■ Objective
Filter the listing and keep only the lines with the word "Works".
========
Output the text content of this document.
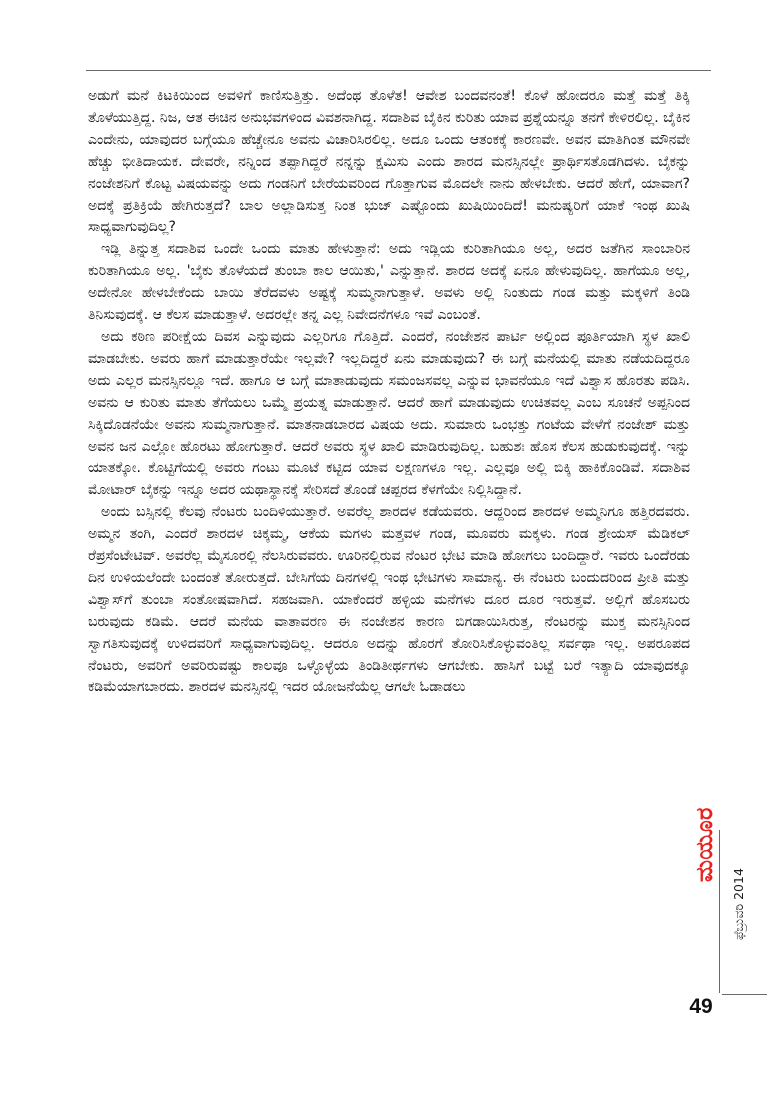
ಅಡುಗೆ ಮನೆ ಕಿಟಕಿಯಿಂದ ಅವಳಿಗೆ ಕಾಣಿಸುತ್ತಿತ್ತು. ಅದೆಂಥ ತೊಳೆತ! ಆವೇಶ ಬಂದವನಂತೆ! ಕೊಳೆ ಹೋದರೂ ಮತ್ತೆ ಮತ್ತೆ ತಿಕ್ಕಿ ತೊಳೆಯುತ್ತಿದ್ದ. ನಿಜ, ಆತ ಈಚಿನ ಅನುಭವಗಳಿಂದ ವಿವಶನಾಗಿದ್ದ. ಸದಾಶಿವ ಬೈಕಿನ ಕುರಿತು ಯಾವ ಪ್ರಶ್ನೆಯನ್ನೂ ತನಗೆ ಕೇಳಿರಲಿಲ್ಲ. ಬೈಕಿನ ಎಂದೇನು, ಯಾವುದರ ಬಗ್ಗೆಯೂ ಹೆಚ್ಚೇನೂ ಅವನು ವಿಚಾರಿಸಿರಲಿಲ್ಲ. ಅದೂ ಒಂದು ಆತಂಕಕ್ಕೆ ಕಾರಣವೇ. ಅವನ ಮಾತಿಗಿಂತ ಮೌನವೇ ಹೆಚ್ಚು ಭೀತಿದಾಯಕ. ದೇವರೇ, ನನ್ನಿಂದ ತಪ್ಪಾಗಿದ್ದರೆ ನನ್ನನ್ನು ಕ್ಷಮಿಸು ಎಂದು ಶಾರದ ಮನಸ್ಸಿನಲ್ಲೇ ಪ್ರಾರ್ಥಿಸತೊಡಗಿದಳು. ಬೈಕನ್ನು ನಂಜೇಶನಿಗೆ ಕೊಟ್ಟ ವಿಷಯವನ್ನು ಅದು ಗಂಡನಿಗೆ ಬೇರೆಯವರಿಂದ ಗೊತ್ತಾಗುವ ಮೊದಲೇ ನಾನು ಹೇಳಬೇಕು. ಆದರೆ ಹೇಗೆ, ಯಾವಾಗ? ಅದಕ್ಕೆ ಪ್ರತಿಕ್ರಿಯೆ ಹೇಗಿರುತ್ತದೆ? ಬಾಲ ಅಲ್ಲಾಡಿಸುತ್ತ ನಿಂತ ಭುಜ್ ಎಷ್ಟೊಂದು ಖುಷಿಯಿಂದಿದೆ! ಮನುಷ್ಯರಿಗೆ ಯಾಕೆ ಇಂಥ ಖುಷಿ ಸಾಧ್ಯವಾಗುವುದಿಲ್ಲ?

ಇಡ್ಲಿ ತಿನ್ನುತ್ತ ಸದಾಶಿವ ಒಂದೇ ಒಂದು ಮಾತು ಹೇಳುತ್ತಾನೆ: ಅದು ಇಡ್ಲಿಯ ಕುರಿತಾಗಿಯೂ ಅಲ್ಲ, ಅದರ ಜತೆಗಿನ ಸಾಂಬಾರಿನ ಕುರಿತಾಗಿಯೂ ಅಲ್ಲ. 'ಬೈಕು ತೊಳೆಯದೆ ತುಂಬಾ ಕಾಲ ಆಯಿತು,' ಎನ್ನುತ್ತಾನೆ. ಶಾರದ ಅದಕ್ಕೆ ಏನೂ ಹೇಳುವುದಿಲ್ಲ. ಹಾಗೆಯೂ ಅಲ್ಲ, ಅದೇನೋ ಹೇಳಬೇಕೆಂದು ಬಾಯಿ ತೆರೆದವಳು ಅಷ್ಟಕ್ಕೆ ಸುಮ್ಮನಾಗುತ್ತಾಳೆ. ಅವಳು ಅಲ್ಲಿ ನಿಂತುದು ಗಂಡ ಮತ್ತು ಮಕ್ಕಳಿಗೆ ತಿಂಡಿ ತಿನಿಸುವುದಕ್ಕೆ. ಆ ಕೆಲಸ ಮಾಡುತ್ತಾಳೆ. ಅದರಲ್ಲೇ ತನ್ನ ಎಲ್ಲ ನಿವೇದನೆಗಳೂ ಇವೆ ಎಂಬಂತೆ.

ಅದು ಕಠಿಣ ಪರೀಕ್ಷೆಯ ದಿವಸ ಎನ್ನುವುದು ಎಲ್ಲರಿಗೂ ಗೊತ್ತಿದೆ. ಎಂದರೆ, ನಂಜೇಶನ ಪಾರ್ಟಿ ಅಲ್ಲಿಂದ ಪೂರ್ತಿಯಾಗಿ ಸ್ಥಳ ಖಾಲಿ ಮಾಡಬೇಕು. ಅವರು ಹಾಗೆ ಮಾಡುತ್ತಾರೆಯೇ ಇಲ್ಲವೇ? ಇಲ್ಲದಿದ್ದರೆ ಏನು ಮಾಡುವುದು? ಈ ಬಗ್ಗೆ ಮನೆಯಲ್ಲಿ ಮಾತು ನಡೆಯದಿದ್ದರೂ ಅದು ಎಲ್ಲರ ಮನಸ್ಸಿನಲ್ಲೂ ಇದೆ. ಹಾಗೂ ಆ ಬಗ್ಗೆ ಮಾತಾಡುವುದು ಸಮಂಜಸವಲ್ಲ ಎನ್ನುವ ಭಾವನೆಯೂ ಇದೆ ವಿಶ್ವಾಸ ಹೊರತು ಪಡಿಸಿ. ಅವನು ಆ ಕುರಿತು ಮಾತು ತೆಗೆಯಲು ಒಮ್ಮೆ ಪ್ರಯತ್ನ ಮಾಡುತ್ತಾನೆ. ಆದರೆ ಹಾಗೆ ಮಾಡುವುದು ಉಚಿತವಲ್ಲ ಎಂಬ ಸೂಚನೆ ಅಪ್ಪನಿಂದ ಸಿಕ್ಕಿದೊಡನೆಯೇ ಅವನು ಸುಮ್ಮನಾಗುತ್ತಾನೆ. ಮಾತನಾಡಬಾರದ ವಿಷಯ ಅದು. ಸುಮಾರು ಒಂಭತ್ತು ಗಂಟೆಯ ವೇಳೆಗೆ ನಂಜೇಶ್ ಮತ್ತು ಅವನ ಜನ ಎಲ್ಲೋ ಹೊರಟು ಹೋಗುತ್ತಾರೆ. ಆದರೆ ಅವರು ಸ್ಥಳ ಖಾಲಿ ಮಾಡಿರುವುದಿಲ್ಲ. ಬಹುಶಃ ಹೊಸ ಕೆಲಸ ಹುಡುಕುವುದಕ್ಕೆ. ಇನ್ನು ಯಾತಕ್ಕೋ. ಕೊಟ್ಟಿಗೆಯಲ್ಲಿ ಅವರು ಗಂಟು ಮೂಟೆ ಕಟ್ಟಿದ ಯಾವ ಲಕ್ಷಣಗಳೂ ಇಲ್ಲ. ಎಲ್ಲವೂ ಅಲ್ಲಿ ಬಿಕ್ಕಿ ಹಾಕಿಕೊಂಡಿವೆ. ಸದಾಶಿವ ಮೋಟಾರ್ ಬೈಕನ್ನು ಇನ್ನೂ ಅದರ ಯಥಾಸ್ಥಾನಕ್ಕೆ ಸೇರಿಸದೆ ತೊಂಡೆ ಚಪ್ಪರದ ಕೆಳಗೆಯೇ ನಿಲ್ಲಿಸಿದ್ದಾನೆ.

ಅಂದು ಬಸ್ಸಿನಲ್ಲಿ ಕೆಲವು ನೆಂಟರು ಬಂದಿಳಿಯುತ್ತಾರೆ. ಅವರೆಲ್ಲ ಶಾರದಳ ಕಡೆಯವರು. ಆದ್ದರಿಂದ ಶಾರದಳ ಅಮ್ಮನಿಗೂ ಹತ್ತಿರದವರು. ಅಮ್ಮನ ತಂಗಿ, ಎಂದರೆ ಶಾರದಳ ಚಿಕ್ಕಮ್ಮ, ಆಕೆಯ ಮಗಳು ಮತ್ತವಳ ಗಂಡ, ಮೂವರು ಮಕ್ಕಳು. ಗಂಡ ಶ್ರೇಯಸ್ ಮೆಡಿಕಲ್ ರೆಪ್ರಸೆಂಟೇಟಿವ್. ಅವರೆಲ್ಲ ಮೈಸೂರಲ್ಲಿ ನೆಲಸಿರುವವರು. ಊರಿನಲ್ಲಿರುವ ನೆಂಟರ ಭೇಟಿ ಮಾಡಿ ಹೋಗಲು ಬಂದಿದ್ದಾರೆ. ಇವರು ಒಂದೆರಡು ದಿನ ಉಳಿಯಲೆಂದೇ ಬಂದಂತೆ ತೋರುತ್ತದೆ. ಬೇಸಿಗೆಯ ದಿನಗಳಲ್ಲಿ ಇಂಥ ಭೇಟಿಗಳು ಸಾಮಾನ್ಯ. ಈ ನೆಂಟರು ಬಂದುದರಿಂದ ಪ್ರೀತಿ ಮತ್ತು ವಿಶ್ವಾಸ್‌ಗೆ ತುಂಬಾ ಸಂತೋಷವಾಗಿದೆ. ಸಹಜವಾಗಿ. ಯಾಕೆಂದರೆ ಹಳ್ಳಿಯ ಮನೆಗಳು ದೂರ ದೂರ ಇರುತ್ತವೆ. ಅಲ್ಲಿಗೆ ಹೊಸಬರು ಬರುವುದು ಕಡಿಮೆ. ಆದರೆ ಮನೆಯ ವಾತಾವರಣ ಈ ನಂಜೇಶನ ಕಾರಣ ಬಿಗಡಾಯಿಸಿರುತ್ತ, ನೆಂಟರನ್ನು ಮುಕ್ತ ಮನಸ್ಸಿನಿಂದ ಸ್ವಾಗತಿಸುವುದಕ್ಕೆ ಉಳಿದವರಿಗೆ ಸಾಧ್ಯವಾಗುವುದಿಲ್ಲ. ಆದರೂ ಅದನ್ನು ಹೊರಗೆ ತೋರಿಸಿಕೊಳ್ಳುವಂತಿಲ್ಲ ಸರ್ವಥಾ ಇಲ್ಲ. ಅಪರೂಪದ ನೆಂಟರು, ಅವರಿಗೆ ಅವರಿರುವಷ್ಟು ಕಾಲವೂ ಒಳ್ಳೊಳ್ಳೆಯ ತಿಂಡಿತೀರ್ಥಗಳು ಆಗಬೇಕು. ಹಾಸಿಗೆ ಬಟ್ಟೆ ಬರೆ ಇತ್ಯಾದಿ ಯಾವುದಕ್ಕೂ ಕಡಿಮೆಯಾಗಬಾರದು. ಶಾರದಳ ಮನಸ್ಸಿನಲ್ಲಿ ಇದರ ಯೋಜನೆಯೆಲ್ಲ ಆಗಲೇ ಓಡಾಡಲು

ಮಯೂರ
ಫೆಬ್ರುವರಿ 2014
49
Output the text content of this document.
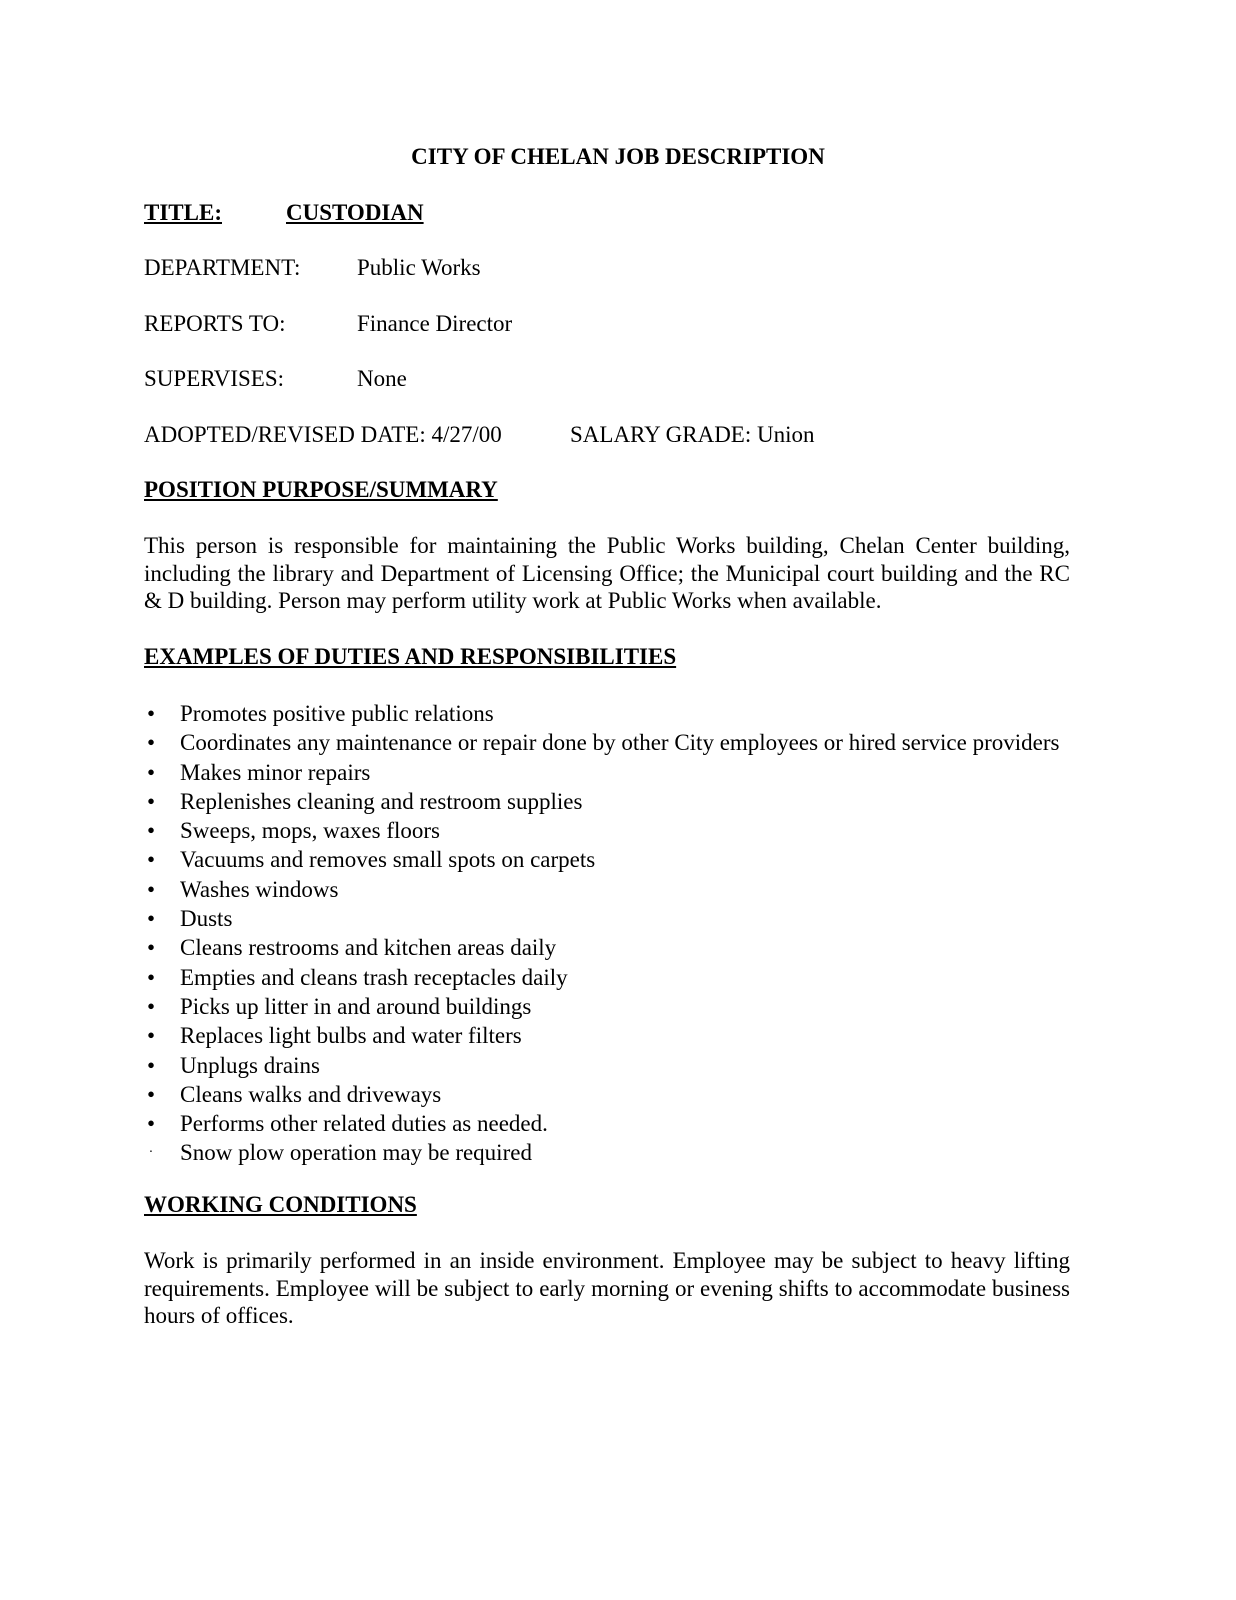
CITY OF CHELAN JOB DESCRIPTION
TITLE:	CUSTODIAN
DEPARTMENT: Public Works
REPORTS TO:	Finance Director
SUPERVISES:	None
ADOPTED/REVISED DATE: 4/27/00	SALARY GRADE: Union
POSITION PURPOSE/SUMMARY
This person is responsible for maintaining the Public Works building, Chelan Center building, including the library and Department of Licensing Office; the Municipal court building and the RC & D building. Person may perform utility work at Public Works when available.
EXAMPLES OF DUTIES AND RESPONSIBILITIES
• Promotes positive public relations
• Coordinates any maintenance or repair done by other City employees or hired service providers
• Makes minor repairs
• Replenishes cleaning and restroom supplies
• Sweeps, mops, waxes floors
• Vacuums and removes small spots on carpets
• Washes windows
• Dusts
• Cleans restrooms and kitchen areas daily
• Empties and cleans trash receptacles daily
• Picks up litter in and around buildings
• Replaces light bulbs and water filters
• Unplugs drains
• Cleans walks and driveways
• Performs other related duties as needed.
· Snow plow operation may be required
WORKING CONDITIONS
Work is primarily performed in an inside environment. Employee may be subject to heavy lifting requirements. Employee will be subject to early morning or evening shifts to accommodate business hours of offices.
========
■ Written response
DEPARTMENT: Public Works
This person is responsible for maintaining the Public Works building, Chelan Center building, including the library and Department of Licensing Office; the Municipal court building and the RC & D building. Person may perform utility work at Public Works when available.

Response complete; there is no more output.